>>
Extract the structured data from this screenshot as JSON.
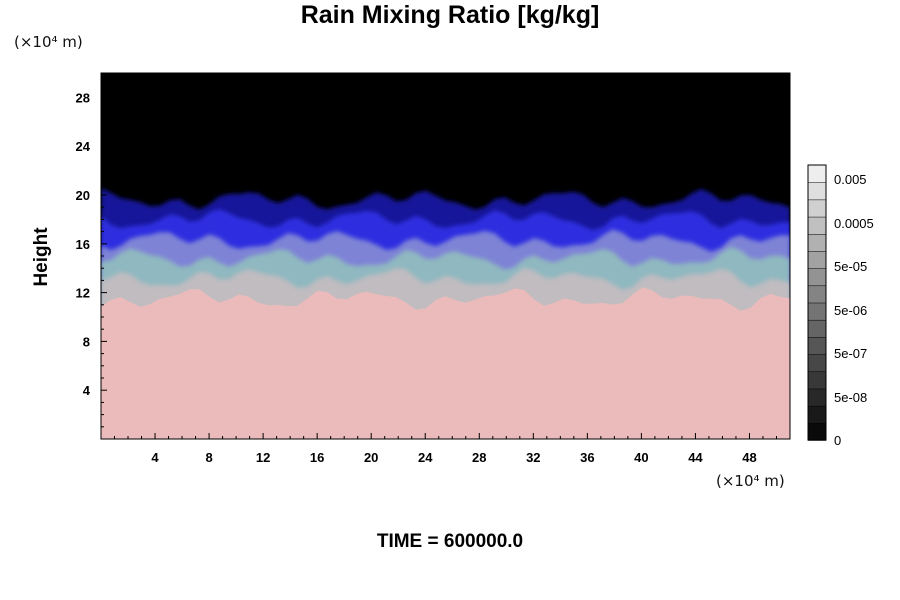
{
  "chart_data": {
    "type": "heatmap",
    "title": "Rain Mixing Ratio [kg/kg]",
    "xlabel": "",
    "ylabel": "Height",
    "x_unit": "(×10⁴ m)",
    "y_unit": "(×10⁴ m)",
    "xlim": [
      0,
      51
    ],
    "ylim": [
      0,
      30
    ],
    "x_ticks": [
      4,
      8,
      12,
      16,
      20,
      24,
      28,
      32,
      36,
      40,
      44,
      48
    ],
    "y_ticks": [
      4,
      8,
      12,
      16,
      20,
      24,
      28
    ],
    "layers": [
      {
        "from": 0,
        "to": 11.5,
        "color": "#ebbbbb"
      },
      {
        "from": 11.5,
        "to": 13.2,
        "color": "#c0bcc0"
      },
      {
        "from": 13.2,
        "to": 14.8,
        "color": "#8fb8c0"
      },
      {
        "from": 14.8,
        "to": 16.3,
        "color": "#7e83d6"
      },
      {
        "from": 16.3,
        "to": 18.0,
        "color": "#2f2fe0"
      },
      {
        "from": 18.0,
        "to": 19.6,
        "color": "#14149a"
      },
      {
        "from": 19.6,
        "to": 30,
        "color": "#000000"
      }
    ],
    "colorbar": {
      "tick_labels": [
        "0.005",
        "0.0005",
        "5e-05",
        "5e-06",
        "5e-07",
        "5e-08",
        "0"
      ],
      "min_label": "0"
    },
    "footer": "TIME = 600000.0"
  }
}
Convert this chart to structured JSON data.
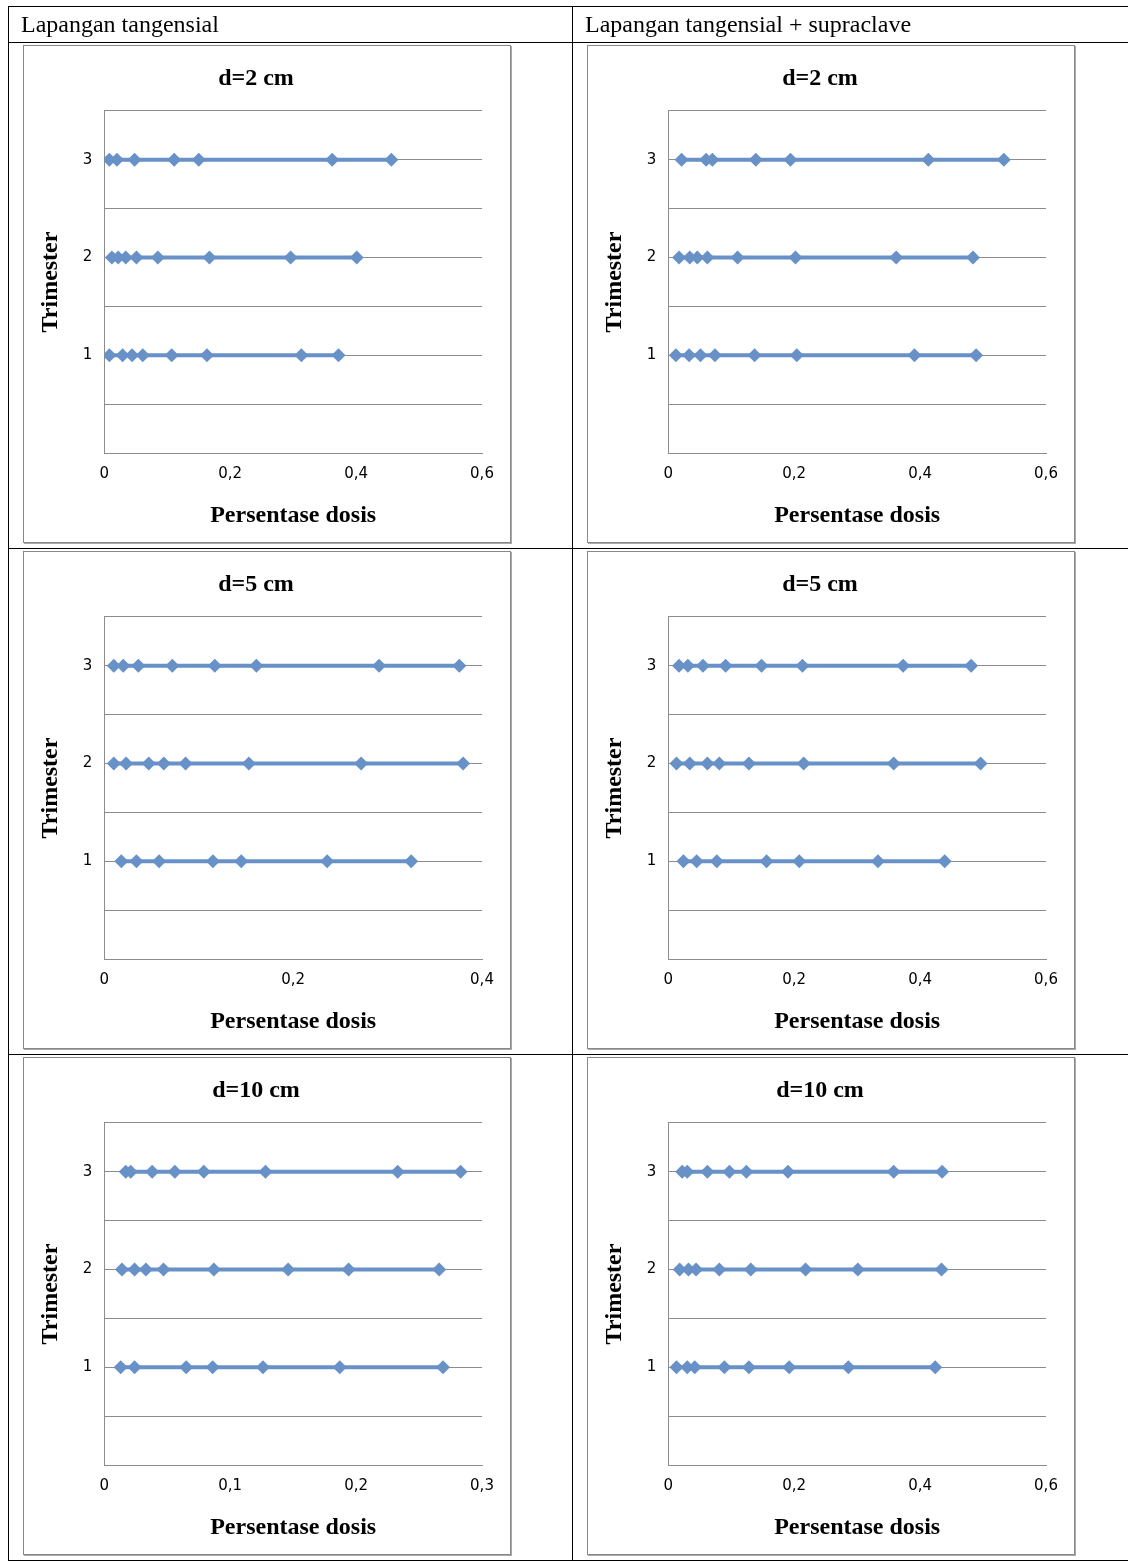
{
  "chart_data": [
    {
      "type": "line",
      "annotations": [
        "Lapangan tangensial"
      ],
      "title": "d=2 cm",
      "xlabel": "Persentase dosis",
      "ylabel": "Trimester",
      "marker": "diamond",
      "line_style": "solid",
      "grid": "y",
      "xlim": [
        0,
        0.6
      ],
      "xticks": [
        {
          "value": 0,
          "label": "0"
        },
        {
          "value": 0.2,
          "label": "0,2"
        },
        {
          "value": 0.4,
          "label": "0,4"
        },
        {
          "value": 0.6,
          "label": "0,6"
        }
      ],
      "ylim": [
        0,
        3.5
      ],
      "yticks": [
        {
          "value": 0.5,
          "label": null
        },
        1,
        {
          "value": 1.5,
          "label": null
        },
        2,
        {
          "value": 2.5,
          "label": null
        },
        3,
        {
          "value": 3.5,
          "label": null
        }
      ],
      "series": [
        {
          "color": "#6791c7",
          "x": [
            0.008,
            0.02,
            0.048,
            0.111,
            0.15,
            0.362,
            0.456
          ],
          "values": [
            3,
            3,
            3,
            3,
            3,
            3,
            3
          ]
        },
        {
          "color": "#6791c7",
          "x": [
            0.012,
            0.022,
            0.034,
            0.051,
            0.085,
            0.167,
            0.296,
            0.401
          ],
          "values": [
            2,
            2,
            2,
            2,
            2,
            2,
            2,
            2
          ]
        },
        {
          "color": "#6791c7",
          "x": [
            0.008,
            0.029,
            0.044,
            0.061,
            0.107,
            0.163,
            0.313,
            0.372
          ],
          "values": [
            1,
            1,
            1,
            1,
            1,
            1,
            1,
            1
          ]
        }
      ]
    },
    {
      "type": "line",
      "annotations": [
        "Lapangan tangensial + supraclave"
      ],
      "title": "d=2 cm",
      "xlabel": "Persentase dosis",
      "ylabel": "Trimester",
      "marker": "diamond",
      "line_style": "solid",
      "grid": "y",
      "xlim": [
        0,
        0.6
      ],
      "xticks": [
        {
          "value": 0,
          "label": "0"
        },
        {
          "value": 0.2,
          "label": "0,2"
        },
        {
          "value": 0.4,
          "label": "0,4"
        },
        {
          "value": 0.6,
          "label": "0,6"
        }
      ],
      "ylim": [
        0,
        3.5
      ],
      "yticks": [
        {
          "value": 0.5,
          "label": null
        },
        1,
        {
          "value": 1.5,
          "label": null
        },
        2,
        {
          "value": 2.5,
          "label": null
        },
        3,
        {
          "value": 3.5,
          "label": null
        }
      ],
      "series": [
        {
          "color": "#6791c7",
          "x": [
            0.021,
            0.06,
            0.07,
            0.139,
            0.194,
            0.413,
            0.533
          ],
          "values": [
            3,
            3,
            3,
            3,
            3,
            3,
            3
          ]
        },
        {
          "color": "#6791c7",
          "x": [
            0.017,
            0.034,
            0.046,
            0.062,
            0.11,
            0.202,
            0.362,
            0.484
          ],
          "values": [
            2,
            2,
            2,
            2,
            2,
            2,
            2,
            2
          ]
        },
        {
          "color": "#6791c7",
          "x": [
            0.012,
            0.033,
            0.051,
            0.074,
            0.137,
            0.204,
            0.391,
            0.489
          ],
          "values": [
            1,
            1,
            1,
            1,
            1,
            1,
            1,
            1
          ]
        }
      ]
    },
    {
      "type": "line",
      "title": "d=5 cm",
      "xlabel": "Persentase dosis",
      "ylabel": "Trimester",
      "marker": "diamond",
      "line_style": "solid",
      "grid": "y",
      "xlim": [
        0,
        0.4
      ],
      "xticks": [
        {
          "value": 0,
          "label": "0"
        },
        {
          "value": 0.2,
          "label": "0,2"
        },
        {
          "value": 0.4,
          "label": "0,4"
        }
      ],
      "ylim": [
        0,
        3.5
      ],
      "yticks": [
        {
          "value": 0.5,
          "label": null
        },
        1,
        {
          "value": 1.5,
          "label": null
        },
        2,
        {
          "value": 2.5,
          "label": null
        },
        3,
        {
          "value": 3.5,
          "label": null
        }
      ],
      "series": [
        {
          "color": "#6791c7",
          "x": [
            0.01,
            0.02,
            0.036,
            0.072,
            0.117,
            0.161,
            0.291,
            0.376
          ],
          "values": [
            3,
            3,
            3,
            3,
            3,
            3,
            3,
            3
          ]
        },
        {
          "color": "#6791c7",
          "x": [
            0.01,
            0.023,
            0.047,
            0.063,
            0.086,
            0.153,
            0.272,
            0.38
          ],
          "values": [
            2,
            2,
            2,
            2,
            2,
            2,
            2,
            2
          ]
        },
        {
          "color": "#6791c7",
          "x": [
            0.018,
            0.034,
            0.058,
            0.115,
            0.145,
            0.236,
            0.325
          ],
          "values": [
            1,
            1,
            1,
            1,
            1,
            1,
            1
          ]
        }
      ]
    },
    {
      "type": "line",
      "title": "d=5 cm",
      "xlabel": "Persentase dosis",
      "ylabel": "Trimester",
      "marker": "diamond",
      "line_style": "solid",
      "grid": "y",
      "xlim": [
        0,
        0.6
      ],
      "xticks": [
        {
          "value": 0,
          "label": "0"
        },
        {
          "value": 0.2,
          "label": "0,2"
        },
        {
          "value": 0.4,
          "label": "0,4"
        },
        {
          "value": 0.6,
          "label": "0,6"
        }
      ],
      "ylim": [
        0,
        3.5
      ],
      "yticks": [
        {
          "value": 0.5,
          "label": null
        },
        1,
        {
          "value": 1.5,
          "label": null
        },
        2,
        {
          "value": 2.5,
          "label": null
        },
        3,
        {
          "value": 3.5,
          "label": null
        }
      ],
      "series": [
        {
          "color": "#6791c7",
          "x": [
            0.017,
            0.031,
            0.055,
            0.091,
            0.148,
            0.213,
            0.373,
            0.481
          ],
          "values": [
            3,
            3,
            3,
            3,
            3,
            3,
            3,
            3
          ]
        },
        {
          "color": "#6791c7",
          "x": [
            0.013,
            0.034,
            0.062,
            0.081,
            0.128,
            0.215,
            0.358,
            0.496
          ],
          "values": [
            2,
            2,
            2,
            2,
            2,
            2,
            2,
            2
          ]
        },
        {
          "color": "#6791c7",
          "x": [
            0.024,
            0.045,
            0.077,
            0.156,
            0.208,
            0.333,
            0.439
          ],
          "values": [
            1,
            1,
            1,
            1,
            1,
            1,
            1
          ]
        }
      ]
    },
    {
      "type": "line",
      "title": "d=10 cm",
      "xlabel": "Persentase dosis",
      "ylabel": "Trimester",
      "marker": "diamond",
      "line_style": "solid",
      "grid": "y",
      "xlim": [
        0,
        0.3
      ],
      "xticks": [
        {
          "value": 0,
          "label": "0"
        },
        {
          "value": 0.1,
          "label": "0,1"
        },
        {
          "value": 0.2,
          "label": "0,2"
        },
        {
          "value": 0.3,
          "label": "0,3"
        }
      ],
      "ylim": [
        0,
        3.5
      ],
      "yticks": [
        {
          "value": 0.5,
          "label": null
        },
        1,
        {
          "value": 1.5,
          "label": null
        },
        2,
        {
          "value": 2.5,
          "label": null
        },
        3,
        {
          "value": 3.5,
          "label": null
        }
      ],
      "series": [
        {
          "color": "#6791c7",
          "x": [
            0.017,
            0.021,
            0.038,
            0.056,
            0.079,
            0.128,
            0.233,
            0.283
          ],
          "values": [
            3,
            3,
            3,
            3,
            3,
            3,
            3,
            3
          ]
        },
        {
          "color": "#6791c7",
          "x": [
            0.014,
            0.024,
            0.033,
            0.047,
            0.087,
            0.146,
            0.194,
            0.266
          ],
          "values": [
            2,
            2,
            2,
            2,
            2,
            2,
            2,
            2
          ]
        },
        {
          "color": "#6791c7",
          "x": [
            0.013,
            0.024,
            0.065,
            0.086,
            0.126,
            0.187,
            0.269
          ],
          "values": [
            1,
            1,
            1,
            1,
            1,
            1,
            1
          ]
        }
      ]
    },
    {
      "type": "line",
      "title": "d=10 cm",
      "xlabel": "Persentase dosis",
      "ylabel": "Trimester",
      "marker": "diamond",
      "line_style": "solid",
      "grid": "y",
      "xlim": [
        0,
        0.6
      ],
      "xticks": [
        {
          "value": 0,
          "label": "0"
        },
        {
          "value": 0.2,
          "label": "0,2"
        },
        {
          "value": 0.4,
          "label": "0,4"
        },
        {
          "value": 0.6,
          "label": "0,6"
        }
      ],
      "ylim": [
        0,
        3.5
      ],
      "yticks": [
        {
          "value": 0.5,
          "label": null
        },
        1,
        {
          "value": 1.5,
          "label": null
        },
        2,
        {
          "value": 2.5,
          "label": null
        },
        3,
        {
          "value": 3.5,
          "label": null
        }
      ],
      "series": [
        {
          "color": "#6791c7",
          "x": [
            0.022,
            0.03,
            0.062,
            0.097,
            0.124,
            0.19,
            0.358,
            0.435
          ],
          "values": [
            3,
            3,
            3,
            3,
            3,
            3,
            3,
            3
          ]
        },
        {
          "color": "#6791c7",
          "x": [
            0.018,
            0.032,
            0.044,
            0.081,
            0.131,
            0.218,
            0.301,
            0.434
          ],
          "values": [
            2,
            2,
            2,
            2,
            2,
            2,
            2,
            2
          ]
        },
        {
          "color": "#6791c7",
          "x": [
            0.013,
            0.03,
            0.042,
            0.089,
            0.128,
            0.192,
            0.286,
            0.424
          ],
          "values": [
            1,
            1,
            1,
            1,
            1,
            1,
            1,
            1
          ]
        }
      ]
    }
  ]
}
<<
*THE TASK:* List all lines where "from" occurs.

*RESULT OF THIS TASK:*
Extract the structured data from this screenshot as JSON.
        "from": 0,
        "from": 11.5,
        "from": 13.2,
        "from": 14.8,
        "from": 16.3,
        "from": 18.0,
        "from": 19.6,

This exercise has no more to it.